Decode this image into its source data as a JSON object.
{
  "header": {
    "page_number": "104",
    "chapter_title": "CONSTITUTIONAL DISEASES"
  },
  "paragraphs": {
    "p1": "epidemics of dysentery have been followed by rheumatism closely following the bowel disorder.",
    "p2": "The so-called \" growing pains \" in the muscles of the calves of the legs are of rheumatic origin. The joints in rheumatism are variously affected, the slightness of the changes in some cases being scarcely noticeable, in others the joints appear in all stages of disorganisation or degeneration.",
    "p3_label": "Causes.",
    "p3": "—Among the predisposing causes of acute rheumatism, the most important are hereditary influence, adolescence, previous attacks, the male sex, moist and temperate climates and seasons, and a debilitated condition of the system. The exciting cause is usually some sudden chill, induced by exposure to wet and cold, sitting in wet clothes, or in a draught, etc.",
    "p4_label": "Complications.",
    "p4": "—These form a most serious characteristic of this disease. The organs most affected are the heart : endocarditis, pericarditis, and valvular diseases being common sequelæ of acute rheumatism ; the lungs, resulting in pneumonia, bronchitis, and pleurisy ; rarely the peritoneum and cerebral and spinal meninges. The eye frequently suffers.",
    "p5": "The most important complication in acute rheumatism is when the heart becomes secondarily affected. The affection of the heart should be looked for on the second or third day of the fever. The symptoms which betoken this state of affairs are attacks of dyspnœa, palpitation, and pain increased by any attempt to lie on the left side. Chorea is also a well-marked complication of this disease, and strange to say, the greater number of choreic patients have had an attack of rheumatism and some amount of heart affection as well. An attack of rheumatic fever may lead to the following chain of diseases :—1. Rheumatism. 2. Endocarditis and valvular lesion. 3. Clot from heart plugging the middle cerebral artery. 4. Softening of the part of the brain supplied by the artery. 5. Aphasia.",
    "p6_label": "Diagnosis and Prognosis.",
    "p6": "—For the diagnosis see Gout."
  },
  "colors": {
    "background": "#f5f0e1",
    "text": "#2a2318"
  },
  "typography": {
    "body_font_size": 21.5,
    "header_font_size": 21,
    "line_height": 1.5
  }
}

Work task: Your answer must be every line from the entries that contains the string "rheumatism", copied as it stands.

Output:
    "p1": "epidemics of dysentery have been followed by rheumatism closely following the bowel disorder.",
    "p2": "The so-called \" growing pains \" in the muscles of the calves of the legs are of rheumatic origin. The joints in rheumatism are variously affected, the slightness of the changes in some cases being scarcely noticeable, in others the joints appear in all stages of disorganisation or degeneration.",
    "p3": "—Among the predisposing causes of acute rheumatism, the most important are hereditary influence, adolescence, previous attacks, the male sex, moist and temperate climates and seasons, and a debilitated condition of the system. The exciting cause is usually some sudden chill, induced by exposure to wet and cold, sitting in wet clothes, or in a draught, etc.",
    "p4": "—These form a most serious characteristic of this disease. The organs most affected are the heart : endocarditis, pericarditis, and valvular diseases being common sequelæ of acute rheumatism ; the lungs, resulting in pneumonia, bronchitis, and pleurisy ; rarely the peritoneum and cerebral and spinal meninges. The eye frequently suffers.",
    "p5": "The most important complication in acute rheumatism is when the heart becomes secondarily affected. The affection of the heart should be looked for on the second or third day of the fever. The symptoms which betoken this state of affairs are attacks of dyspnœa, palpitation, and pain increased by any attempt to lie on the left side. Chorea is also a well-marked complication of this disease, and strange to say, the greater number of choreic patients have had an attack of rheumatism and some amount of heart affection as well. An attack of rheumatic fever may lead to the following chain of diseases :—1. Rheumatism. 2. Endocarditis and valvular lesion. 3. Clot from heart plugging the middle cerebral artery. 4. Softening of the part of the brain supplied by the artery. 5. Aphasia.",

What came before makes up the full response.